>> Start

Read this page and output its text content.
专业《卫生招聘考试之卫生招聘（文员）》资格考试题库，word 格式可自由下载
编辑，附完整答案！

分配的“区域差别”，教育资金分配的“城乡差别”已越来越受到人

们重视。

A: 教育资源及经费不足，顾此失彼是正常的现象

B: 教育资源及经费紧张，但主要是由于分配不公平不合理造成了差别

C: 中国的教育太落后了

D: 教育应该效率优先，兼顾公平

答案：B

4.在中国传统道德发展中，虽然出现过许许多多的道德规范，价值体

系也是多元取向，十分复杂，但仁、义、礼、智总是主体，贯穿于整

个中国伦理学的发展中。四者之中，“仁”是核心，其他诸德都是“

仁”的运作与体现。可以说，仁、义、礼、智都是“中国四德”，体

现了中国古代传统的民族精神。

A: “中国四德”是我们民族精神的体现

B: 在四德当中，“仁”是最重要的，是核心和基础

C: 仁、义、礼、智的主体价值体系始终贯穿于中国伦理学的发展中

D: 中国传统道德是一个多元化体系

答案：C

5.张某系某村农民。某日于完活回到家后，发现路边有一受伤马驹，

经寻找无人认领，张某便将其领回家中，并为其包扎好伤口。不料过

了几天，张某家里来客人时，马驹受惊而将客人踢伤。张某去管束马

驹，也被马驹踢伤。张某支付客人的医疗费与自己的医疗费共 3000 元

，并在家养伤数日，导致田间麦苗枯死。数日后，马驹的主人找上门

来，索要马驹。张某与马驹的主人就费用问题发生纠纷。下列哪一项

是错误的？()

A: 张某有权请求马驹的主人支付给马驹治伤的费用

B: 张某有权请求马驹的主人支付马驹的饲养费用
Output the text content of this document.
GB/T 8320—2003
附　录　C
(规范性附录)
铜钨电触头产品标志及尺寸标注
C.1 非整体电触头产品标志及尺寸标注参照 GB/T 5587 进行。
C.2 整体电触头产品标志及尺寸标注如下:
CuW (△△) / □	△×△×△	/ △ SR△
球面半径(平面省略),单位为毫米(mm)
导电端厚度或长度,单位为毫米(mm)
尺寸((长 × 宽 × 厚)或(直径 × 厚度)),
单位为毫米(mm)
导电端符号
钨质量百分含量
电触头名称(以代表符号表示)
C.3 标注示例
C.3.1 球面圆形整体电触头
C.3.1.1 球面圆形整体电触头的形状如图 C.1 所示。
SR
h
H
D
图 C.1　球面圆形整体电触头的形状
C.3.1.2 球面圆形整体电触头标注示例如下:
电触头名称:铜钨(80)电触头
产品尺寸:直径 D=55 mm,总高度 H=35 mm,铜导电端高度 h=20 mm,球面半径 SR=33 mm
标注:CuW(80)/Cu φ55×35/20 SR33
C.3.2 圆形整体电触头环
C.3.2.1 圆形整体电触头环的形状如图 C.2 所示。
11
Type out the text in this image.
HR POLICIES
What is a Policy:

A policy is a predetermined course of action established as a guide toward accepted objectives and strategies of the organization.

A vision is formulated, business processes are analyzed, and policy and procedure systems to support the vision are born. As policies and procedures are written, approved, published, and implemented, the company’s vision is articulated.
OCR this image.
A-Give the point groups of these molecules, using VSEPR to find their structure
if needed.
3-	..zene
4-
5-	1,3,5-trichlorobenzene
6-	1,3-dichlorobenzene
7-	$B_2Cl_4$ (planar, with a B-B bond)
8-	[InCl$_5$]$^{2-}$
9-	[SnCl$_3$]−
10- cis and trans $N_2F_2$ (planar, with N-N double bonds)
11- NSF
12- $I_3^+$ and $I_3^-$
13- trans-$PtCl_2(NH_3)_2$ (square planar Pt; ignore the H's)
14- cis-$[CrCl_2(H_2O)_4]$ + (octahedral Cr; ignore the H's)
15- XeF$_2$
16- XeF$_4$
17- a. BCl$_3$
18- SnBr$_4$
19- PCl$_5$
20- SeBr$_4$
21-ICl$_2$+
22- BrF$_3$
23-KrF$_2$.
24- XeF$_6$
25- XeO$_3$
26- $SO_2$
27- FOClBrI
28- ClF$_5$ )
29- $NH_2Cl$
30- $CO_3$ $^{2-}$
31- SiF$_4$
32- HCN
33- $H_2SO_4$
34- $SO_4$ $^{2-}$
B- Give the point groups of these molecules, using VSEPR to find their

>> End

» **Task to carry out**:
From the records above, please extract every line and repeat it exactly.

» **Output of the task**:
Read this page and output its text content.
专业《卫生招聘考试之卫生招聘（文员）》资格考试题库，word 格式可自由下载
编辑，附完整答案！

分配的“区域差别”，教育资金分配的“城乡差别”已越来越受到人

们重视。

A: 教育资源及经费不足，顾此失彼是正常的现象

B: 教育资源及经费紧张，但主要是由于分配不公平不合理造成了差别

C: 中国的教育太落后了

D: 教育应该效率优先，兼顾公平

答案：B

4.在中国传统道德发展中，虽然出现过许许多多的道德规范，价值体

系也是多元取向，十分复杂，但仁、义、礼、智总是主体，贯穿于整

个中国伦理学的发展中。四者之中，“仁”是核心，其他诸德都是“

仁”的运作与体现。可以说，仁、义、礼、智都是“中国四德”，体

现了中国古代传统的民族精神。

A: “中国四德”是我们民族精神的体现

B: 在四德当中，“仁”是最重要的，是核心和基础

C: 仁、义、礼、智的主体价值体系始终贯穿于中国伦理学的发展中

D: 中国传统道德是一个多元化体系

答案：C

5.张某系某村农民。某日于完活回到家后，发现路边有一受伤马驹，

经寻找无人认领，张某便将其领回家中，并为其包扎好伤口。不料过

了几天，张某家里来客人时，马驹受惊而将客人踢伤。张某去管束马

驹，也被马驹踢伤。张某支付客人的医疗费与自己的医疗费共 3000 元

，并在家养伤数日，导致田间麦苗枯死。数日后，马驹的主人找上门

来，索要马驹。张某与马驹的主人就费用问题发生纠纷。下列哪一项

是错误的？()

A: 张某有权请求马驹的主人支付给马驹治伤的费用

B: 张某有权请求马驹的主人支付马驹的饲养费用
Output the text content of this document.
GB/T 8320—2003
附　录　C
(规范性附录)
铜钨电触头产品标志及尺寸标注
C.1 非整体电触头产品标志及尺寸标注参照 GB/T 5587 进行。
C.2 整体电触头产品标志及尺寸标注如下:
CuW (△△) / □	△×△×△	/ △ SR△
球面半径(平面省略),单位为毫米(mm)
导电端厚度或长度,单位为毫米(mm)
尺寸((长 × 宽 × 厚)或(直径 × 厚度)),
单位为毫米(mm)
导电端符号
钨质量百分含量
电触头名称(以代表符号表示)
C.3 标注示例
C.3.1 球面圆形整体电触头
C.3.1.1 球面圆形整体电触头的形状如图 C.1 所示。
SR
h
H
D
图 C.1　球面圆形整体电触头的形状
C.3.1.2 球面圆形整体电触头标注示例如下:
电触头名称:铜钨(80)电触头
产品尺寸:直径 D=55 mm,总高度 H=35 mm,铜导电端高度 h=20 mm,球面半径 SR=33 mm
标注:CuW(80)/Cu φ55×35/20 SR33
C.3.2 圆形整体电触头环
C.3.2.1 圆形整体电触头环的形状如图 C.2 所示。
11
Type out the text in this image.
HR POLICIES
What is a Policy:

A policy is a predetermined course of action established as a guide toward accepted objectives and strategies of the organization.

A vision is formulated, business processes are analyzed, and policy and procedure systems to support the vision are born. As policies and procedures are written, approved, published, and implemented, the company’s vision is articulated.
OCR this image.
A-Give the point groups of these molecules, using VSEPR to find their structure
if needed.
3-	..zene
4-
5-	1,3,5-trichlorobenzene
6-	1,3-dichlorobenzene
7-	$B_2Cl_4$ (planar, with a B-B bond)
8-	[InCl$_5$]$^{2-}$
9-	[SnCl$_3$]−
10- cis and trans $N_2F_2$ (planar, with N-N double bonds)
11- NSF
12- $I_3^+$ and $I_3^-$
13- trans-$PtCl_2(NH_3)_2$ (square planar Pt; ignore the H's)
14- cis-$[CrCl_2(H_2O)_4]$ + (octahedral Cr; ignore the H's)
15- XeF$_2$
16- XeF$_4$
17- a. BCl$_3$
18- SnBr$_4$
19- PCl$_5$
20- SeBr$_4$
21-ICl$_2$+
22- BrF$_3$
23-KrF$_2$.
24- XeF$_6$
25- XeO$_3$
26- $SO_2$
27- FOClBrI
28- ClF$_5$ )
29- $NH_2Cl$
30- $CO_3$ $^{2-}$
31- SiF$_4$
32- HCN
33- $H_2SO_4$
34- $SO_4$ $^{2-}$
B- Give the point groups of these molecules, using VSEPR to find their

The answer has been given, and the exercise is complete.